Set exercise ->
Set down each entry exactly as given; pictures should not appear in the copy.

(Records from a collection)

════════

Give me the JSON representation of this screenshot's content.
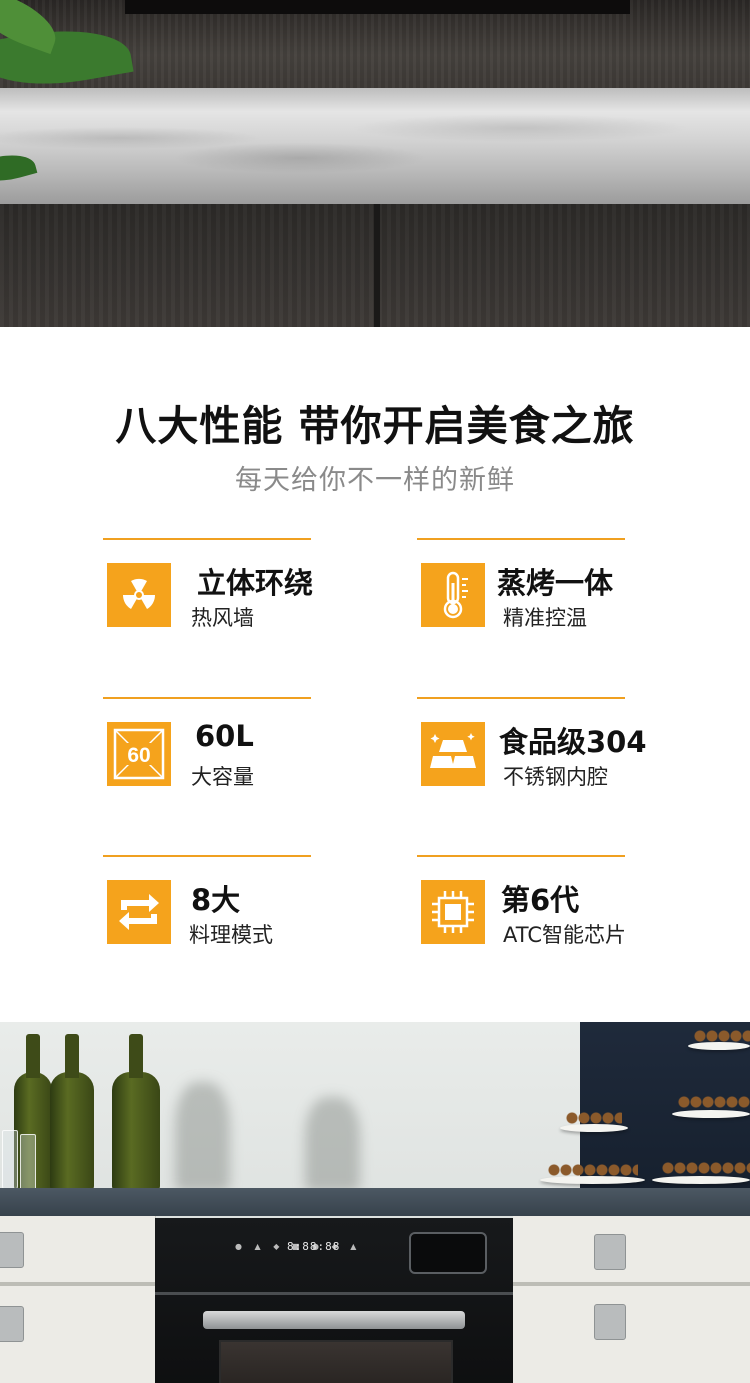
{
  "headline": "八大性能 带你开启美食之旅",
  "subline": "每天给你不一样的新鲜",
  "features": [
    {
      "title": "立体环绕",
      "desc": "热风墙",
      "icon": "radiation-fan-icon"
    },
    {
      "title": "蒸烤一体",
      "desc": "精准控温",
      "icon": "thermometer-icon"
    },
    {
      "title": "60L",
      "desc": "大容量",
      "icon": "capacity-60-icon",
      "icon_text": "60"
    },
    {
      "title": "食品级304",
      "desc": "不锈钢内腔",
      "icon": "gold-bars-icon"
    },
    {
      "title": "8大",
      "desc": "料理模式",
      "icon": "cycle-arrows-icon"
    },
    {
      "title": "第6代",
      "desc": "ATC智能芯片",
      "icon": "chip-icon"
    }
  ],
  "oven_display": "8:88:88",
  "colors": {
    "accent": "#f5a31c",
    "rule": "#f0a020",
    "headline": "#111111",
    "subline": "#8a8a8a"
  }
}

════════

Exercise response ->
Give me the JSON representation of this screenshot's content.
{
  "headline": "八大性能 带你开启美食之旅",
  "subline": "每天给你不一样的新鲜",
  "features": [
    {
      "title": "立体环绕",
      "desc": "热风墙",
      "icon": "radiation-fan-icon"
    },
    {
      "title": "蒸烤一体",
      "desc": "精准控温",
      "icon": "thermometer-icon"
    },
    {
      "title": "60L",
      "desc": "大容量",
      "icon": "capacity-60-icon",
      "icon_text": "60"
    },
    {
      "title": "食品级304",
      "desc": "不锈钢内腔",
      "icon": "gold-bars-icon"
    },
    {
      "title": "8大",
      "desc": "料理模式",
      "icon": "cycle-arrows-icon"
    },
    {
      "title": "第6代",
      "desc": "ATC智能芯片",
      "icon": "chip-icon"
    }
  ],
  "oven_display": "8:88:88",
  "colors": {
    "accent": "#f5a31c",
    "rule": "#f0a020",
    "headline": "#111111",
    "subline": "#8a8a8a"
  }
}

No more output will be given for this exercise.